═══ Records to process ═══

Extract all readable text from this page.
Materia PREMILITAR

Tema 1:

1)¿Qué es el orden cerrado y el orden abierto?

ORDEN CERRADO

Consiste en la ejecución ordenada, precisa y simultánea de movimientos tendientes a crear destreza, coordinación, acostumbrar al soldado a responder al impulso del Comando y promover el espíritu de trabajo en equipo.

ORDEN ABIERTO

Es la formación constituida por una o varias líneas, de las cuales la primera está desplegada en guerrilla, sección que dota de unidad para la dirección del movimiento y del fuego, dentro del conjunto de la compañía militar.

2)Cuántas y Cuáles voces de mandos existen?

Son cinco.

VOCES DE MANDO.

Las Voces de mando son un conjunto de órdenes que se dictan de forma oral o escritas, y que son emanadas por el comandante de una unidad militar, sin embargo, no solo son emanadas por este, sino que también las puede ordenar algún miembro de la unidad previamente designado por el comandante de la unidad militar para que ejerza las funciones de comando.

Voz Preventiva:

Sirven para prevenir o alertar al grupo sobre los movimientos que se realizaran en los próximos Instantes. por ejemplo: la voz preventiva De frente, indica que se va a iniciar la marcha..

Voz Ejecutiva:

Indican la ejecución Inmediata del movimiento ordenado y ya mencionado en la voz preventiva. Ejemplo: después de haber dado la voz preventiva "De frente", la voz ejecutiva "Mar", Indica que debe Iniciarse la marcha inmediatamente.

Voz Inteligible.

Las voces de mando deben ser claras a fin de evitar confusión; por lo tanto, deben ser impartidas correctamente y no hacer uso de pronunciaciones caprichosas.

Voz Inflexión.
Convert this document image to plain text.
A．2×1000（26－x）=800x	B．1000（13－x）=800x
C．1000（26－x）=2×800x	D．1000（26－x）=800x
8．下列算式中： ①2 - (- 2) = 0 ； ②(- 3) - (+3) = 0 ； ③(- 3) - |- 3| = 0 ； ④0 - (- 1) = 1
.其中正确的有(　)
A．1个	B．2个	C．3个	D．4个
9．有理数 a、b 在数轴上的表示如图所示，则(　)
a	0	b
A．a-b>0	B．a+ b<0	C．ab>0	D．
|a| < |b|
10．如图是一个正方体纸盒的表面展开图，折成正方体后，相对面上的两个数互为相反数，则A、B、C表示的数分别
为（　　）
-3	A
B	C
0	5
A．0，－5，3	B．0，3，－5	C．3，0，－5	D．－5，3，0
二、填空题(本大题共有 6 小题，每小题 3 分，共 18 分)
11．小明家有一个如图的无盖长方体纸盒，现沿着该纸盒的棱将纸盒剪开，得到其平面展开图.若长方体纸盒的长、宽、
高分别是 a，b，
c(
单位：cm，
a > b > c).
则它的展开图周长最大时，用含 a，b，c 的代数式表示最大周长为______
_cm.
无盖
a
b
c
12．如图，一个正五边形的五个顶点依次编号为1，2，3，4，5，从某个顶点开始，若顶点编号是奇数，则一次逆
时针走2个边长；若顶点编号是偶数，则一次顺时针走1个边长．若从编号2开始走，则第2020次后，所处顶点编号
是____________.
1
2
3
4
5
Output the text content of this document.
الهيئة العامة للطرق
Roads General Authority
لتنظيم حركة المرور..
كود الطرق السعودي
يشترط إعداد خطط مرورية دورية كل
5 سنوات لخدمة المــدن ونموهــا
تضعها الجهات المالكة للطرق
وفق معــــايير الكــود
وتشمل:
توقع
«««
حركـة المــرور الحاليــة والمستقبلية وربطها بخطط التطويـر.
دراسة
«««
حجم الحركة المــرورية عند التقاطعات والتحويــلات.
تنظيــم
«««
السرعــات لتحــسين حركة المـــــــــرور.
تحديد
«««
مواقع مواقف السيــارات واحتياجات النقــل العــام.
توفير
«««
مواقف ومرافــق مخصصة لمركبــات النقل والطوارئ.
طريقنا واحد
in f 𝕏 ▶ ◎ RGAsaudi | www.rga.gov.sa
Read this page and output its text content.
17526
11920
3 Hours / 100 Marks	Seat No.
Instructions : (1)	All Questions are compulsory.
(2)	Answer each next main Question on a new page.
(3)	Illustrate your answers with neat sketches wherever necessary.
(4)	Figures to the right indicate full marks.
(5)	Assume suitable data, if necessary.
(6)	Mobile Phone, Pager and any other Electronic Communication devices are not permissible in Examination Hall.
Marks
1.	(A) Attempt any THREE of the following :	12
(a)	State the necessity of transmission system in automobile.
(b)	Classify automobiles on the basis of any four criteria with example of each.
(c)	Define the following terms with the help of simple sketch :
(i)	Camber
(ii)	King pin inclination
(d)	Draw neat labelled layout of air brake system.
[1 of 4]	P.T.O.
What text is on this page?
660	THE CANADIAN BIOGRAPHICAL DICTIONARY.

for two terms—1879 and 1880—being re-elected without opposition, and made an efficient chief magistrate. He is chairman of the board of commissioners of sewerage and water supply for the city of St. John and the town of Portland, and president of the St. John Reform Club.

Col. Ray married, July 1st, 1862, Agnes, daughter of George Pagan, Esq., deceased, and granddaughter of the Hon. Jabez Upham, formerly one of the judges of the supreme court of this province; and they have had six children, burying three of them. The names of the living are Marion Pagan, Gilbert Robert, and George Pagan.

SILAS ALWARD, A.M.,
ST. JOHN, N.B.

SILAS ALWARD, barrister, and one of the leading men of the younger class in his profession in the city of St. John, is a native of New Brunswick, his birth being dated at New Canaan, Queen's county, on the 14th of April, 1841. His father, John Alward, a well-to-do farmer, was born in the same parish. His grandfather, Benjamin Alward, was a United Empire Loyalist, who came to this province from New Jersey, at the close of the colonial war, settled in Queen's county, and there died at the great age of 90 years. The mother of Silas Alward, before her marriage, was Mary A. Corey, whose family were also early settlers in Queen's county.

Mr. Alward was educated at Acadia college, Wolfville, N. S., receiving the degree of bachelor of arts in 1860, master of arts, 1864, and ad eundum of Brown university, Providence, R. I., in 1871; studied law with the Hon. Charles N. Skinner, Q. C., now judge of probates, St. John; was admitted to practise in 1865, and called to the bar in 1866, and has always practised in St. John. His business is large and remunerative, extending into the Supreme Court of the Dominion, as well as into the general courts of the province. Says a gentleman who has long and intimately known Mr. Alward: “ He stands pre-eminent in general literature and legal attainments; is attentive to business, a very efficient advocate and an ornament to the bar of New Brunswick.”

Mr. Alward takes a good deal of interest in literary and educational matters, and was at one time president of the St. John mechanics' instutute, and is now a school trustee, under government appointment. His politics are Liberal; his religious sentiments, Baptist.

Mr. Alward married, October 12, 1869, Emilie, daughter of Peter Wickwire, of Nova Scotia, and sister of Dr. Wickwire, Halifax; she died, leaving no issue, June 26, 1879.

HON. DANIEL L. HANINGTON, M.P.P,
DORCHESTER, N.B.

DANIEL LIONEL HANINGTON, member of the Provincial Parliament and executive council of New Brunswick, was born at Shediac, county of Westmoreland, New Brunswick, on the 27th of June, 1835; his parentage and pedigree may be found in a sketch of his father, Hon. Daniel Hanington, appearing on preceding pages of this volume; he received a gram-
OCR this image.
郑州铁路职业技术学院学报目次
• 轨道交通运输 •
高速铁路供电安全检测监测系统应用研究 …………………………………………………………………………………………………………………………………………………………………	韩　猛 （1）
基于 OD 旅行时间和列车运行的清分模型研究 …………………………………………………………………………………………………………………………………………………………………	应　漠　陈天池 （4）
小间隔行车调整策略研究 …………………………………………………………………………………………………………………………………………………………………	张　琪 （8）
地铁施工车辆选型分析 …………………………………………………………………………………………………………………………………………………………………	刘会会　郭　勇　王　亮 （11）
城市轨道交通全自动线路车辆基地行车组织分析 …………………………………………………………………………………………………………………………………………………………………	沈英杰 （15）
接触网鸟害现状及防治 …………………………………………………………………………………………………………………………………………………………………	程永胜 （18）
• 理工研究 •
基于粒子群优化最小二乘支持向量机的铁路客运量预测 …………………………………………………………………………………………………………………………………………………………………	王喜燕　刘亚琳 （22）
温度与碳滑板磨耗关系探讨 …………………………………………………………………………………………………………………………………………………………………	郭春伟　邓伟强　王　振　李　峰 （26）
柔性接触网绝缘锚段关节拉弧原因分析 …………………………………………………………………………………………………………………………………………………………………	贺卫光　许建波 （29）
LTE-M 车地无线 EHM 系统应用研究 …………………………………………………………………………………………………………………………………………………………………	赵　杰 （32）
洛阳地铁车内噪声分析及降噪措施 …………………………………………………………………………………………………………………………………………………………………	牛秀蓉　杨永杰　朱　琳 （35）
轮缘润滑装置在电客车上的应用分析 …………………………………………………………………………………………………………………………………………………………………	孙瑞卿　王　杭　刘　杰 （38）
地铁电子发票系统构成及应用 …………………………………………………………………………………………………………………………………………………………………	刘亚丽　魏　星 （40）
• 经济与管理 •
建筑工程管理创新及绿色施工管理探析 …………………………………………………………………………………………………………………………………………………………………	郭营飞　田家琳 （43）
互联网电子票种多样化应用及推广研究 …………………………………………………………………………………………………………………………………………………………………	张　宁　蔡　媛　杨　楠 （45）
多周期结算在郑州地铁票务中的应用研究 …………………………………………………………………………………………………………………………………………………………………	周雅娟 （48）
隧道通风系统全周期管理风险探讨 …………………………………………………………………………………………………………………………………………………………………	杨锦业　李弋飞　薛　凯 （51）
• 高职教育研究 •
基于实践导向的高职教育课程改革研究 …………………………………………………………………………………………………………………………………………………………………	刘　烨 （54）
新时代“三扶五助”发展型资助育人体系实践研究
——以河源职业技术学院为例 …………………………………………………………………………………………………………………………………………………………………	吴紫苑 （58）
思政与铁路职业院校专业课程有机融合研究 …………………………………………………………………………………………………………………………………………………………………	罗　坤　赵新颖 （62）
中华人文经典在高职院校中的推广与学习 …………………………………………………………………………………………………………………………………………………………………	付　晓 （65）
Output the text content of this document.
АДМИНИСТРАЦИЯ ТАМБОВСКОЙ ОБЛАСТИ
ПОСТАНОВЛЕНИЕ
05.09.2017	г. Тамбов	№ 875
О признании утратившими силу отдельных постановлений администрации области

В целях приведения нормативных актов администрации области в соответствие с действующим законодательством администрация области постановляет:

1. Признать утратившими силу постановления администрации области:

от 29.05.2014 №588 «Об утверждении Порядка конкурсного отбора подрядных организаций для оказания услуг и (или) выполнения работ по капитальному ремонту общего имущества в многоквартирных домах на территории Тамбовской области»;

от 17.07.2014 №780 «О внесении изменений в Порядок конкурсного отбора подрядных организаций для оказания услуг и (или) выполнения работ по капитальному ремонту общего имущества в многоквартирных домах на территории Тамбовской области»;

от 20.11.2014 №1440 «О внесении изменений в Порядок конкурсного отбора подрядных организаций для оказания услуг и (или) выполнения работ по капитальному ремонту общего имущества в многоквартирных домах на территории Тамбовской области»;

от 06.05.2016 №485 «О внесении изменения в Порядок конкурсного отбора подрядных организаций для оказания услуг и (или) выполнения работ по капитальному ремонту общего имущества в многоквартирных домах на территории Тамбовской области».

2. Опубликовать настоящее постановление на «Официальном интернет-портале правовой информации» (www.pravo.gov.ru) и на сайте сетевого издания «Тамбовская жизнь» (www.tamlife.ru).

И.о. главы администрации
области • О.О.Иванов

═══

* Aim *
Select the lines from the entries that include the word "утратившими".

* Worked answer *
О признании утратившими силу отдельных постановлений администрации области
1. Признать утратившими силу постановления администрации области:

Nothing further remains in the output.